Available records:
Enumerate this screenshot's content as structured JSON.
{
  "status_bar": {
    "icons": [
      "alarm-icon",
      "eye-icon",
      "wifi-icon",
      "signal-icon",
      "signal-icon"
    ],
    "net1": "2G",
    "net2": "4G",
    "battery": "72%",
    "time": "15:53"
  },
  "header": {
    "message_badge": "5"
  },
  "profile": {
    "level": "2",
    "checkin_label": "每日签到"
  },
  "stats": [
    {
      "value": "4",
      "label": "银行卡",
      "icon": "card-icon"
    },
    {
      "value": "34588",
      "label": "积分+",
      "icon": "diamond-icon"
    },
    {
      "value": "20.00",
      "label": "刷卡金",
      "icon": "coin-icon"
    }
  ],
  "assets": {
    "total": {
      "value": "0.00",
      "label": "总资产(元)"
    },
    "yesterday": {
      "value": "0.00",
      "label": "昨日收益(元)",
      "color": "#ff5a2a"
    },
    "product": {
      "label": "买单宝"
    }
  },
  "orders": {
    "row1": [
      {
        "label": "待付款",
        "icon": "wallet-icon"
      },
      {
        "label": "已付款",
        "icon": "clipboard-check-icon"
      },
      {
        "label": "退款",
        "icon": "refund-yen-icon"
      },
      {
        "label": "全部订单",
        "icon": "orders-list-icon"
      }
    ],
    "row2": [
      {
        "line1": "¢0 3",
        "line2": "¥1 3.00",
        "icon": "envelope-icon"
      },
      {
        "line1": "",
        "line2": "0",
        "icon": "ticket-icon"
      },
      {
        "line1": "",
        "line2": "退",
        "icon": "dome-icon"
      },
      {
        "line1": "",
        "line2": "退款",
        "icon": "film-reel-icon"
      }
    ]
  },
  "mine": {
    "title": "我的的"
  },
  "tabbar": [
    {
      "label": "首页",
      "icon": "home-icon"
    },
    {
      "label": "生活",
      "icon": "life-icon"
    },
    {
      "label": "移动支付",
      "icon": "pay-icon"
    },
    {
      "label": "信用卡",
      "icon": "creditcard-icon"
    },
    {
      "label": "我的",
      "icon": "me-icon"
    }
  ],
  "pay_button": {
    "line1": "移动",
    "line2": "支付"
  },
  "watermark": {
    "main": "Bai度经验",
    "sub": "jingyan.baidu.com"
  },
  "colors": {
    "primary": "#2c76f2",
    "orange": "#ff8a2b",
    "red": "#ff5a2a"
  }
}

Exercise: Print the material verbatim, all of it.

Problem solution:
Enumerate this screenshot's content as structured JSON.
{
  "status_bar": {
    "icons": [
      "alarm-icon",
      "eye-icon",
      "wifi-icon",
      "signal-icon",
      "signal-icon"
    ],
    "net1": "2G",
    "net2": "4G",
    "battery": "72%",
    "time": "15:53"
  },
  "header": {
    "message_badge": "5"
  },
  "profile": {
    "level": "2",
    "checkin_label": "每日签到"
  },
  "stats": [
    {
      "value": "4",
      "label": "银行卡",
      "icon": "card-icon"
    },
    {
      "value": "34588",
      "label": "积分+",
      "icon": "diamond-icon"
    },
    {
      "value": "20.00",
      "label": "刷卡金",
      "icon": "coin-icon"
    }
  ],
  "assets": {
    "total": {
      "value": "0.00",
      "label": "总资产(元)"
    },
    "yesterday": {
      "value": "0.00",
      "label": "昨日收益(元)",
      "color": "#ff5a2a"
    },
    "product": {
      "label": "买单宝"
    }
  },
  "orders": {
    "row1": [
      {
        "label": "待付款",
        "icon": "wallet-icon"
      },
      {
        "label": "已付款",
        "icon": "clipboard-check-icon"
      },
      {
        "label": "退款",
        "icon": "refund-yen-icon"
      },
      {
        "label": "全部订单",
        "icon": "orders-list-icon"
      }
    ],
    "row2": [
      {
        "line1": "¢0 3",
        "line2": "¥1 3.00",
        "icon": "envelope-icon"
      },
      {
        "line1": "",
        "line2": "0",
        "icon": "ticket-icon"
      },
      {
        "line1": "",
        "line2": "退",
        "icon": "dome-icon"
      },
      {
        "line1": "",
        "line2": "退款",
        "icon": "film-reel-icon"
      }
    ]
  },
  "mine": {
    "title": "我的的"
  },
  "tabbar": [
    {
      "label": "首页",
      "icon": "home-icon"
    },
    {
      "label": "生活",
      "icon": "life-icon"
    },
    {
      "label": "移动支付",
      "icon": "pay-icon"
    },
    {
      "label": "信用卡",
      "icon": "creditcard-icon"
    },
    {
      "label": "我的",
      "icon": "me-icon"
    }
  ],
  "pay_button": {
    "line1": "移动",
    "line2": "支付"
  },
  "watermark": {
    "main": "Bai度经验",
    "sub": "jingyan.baidu.com"
  },
  "colors": {
    "primary": "#2c76f2",
    "orange": "#ff8a2b",
    "red": "#ff5a2a"
  }
}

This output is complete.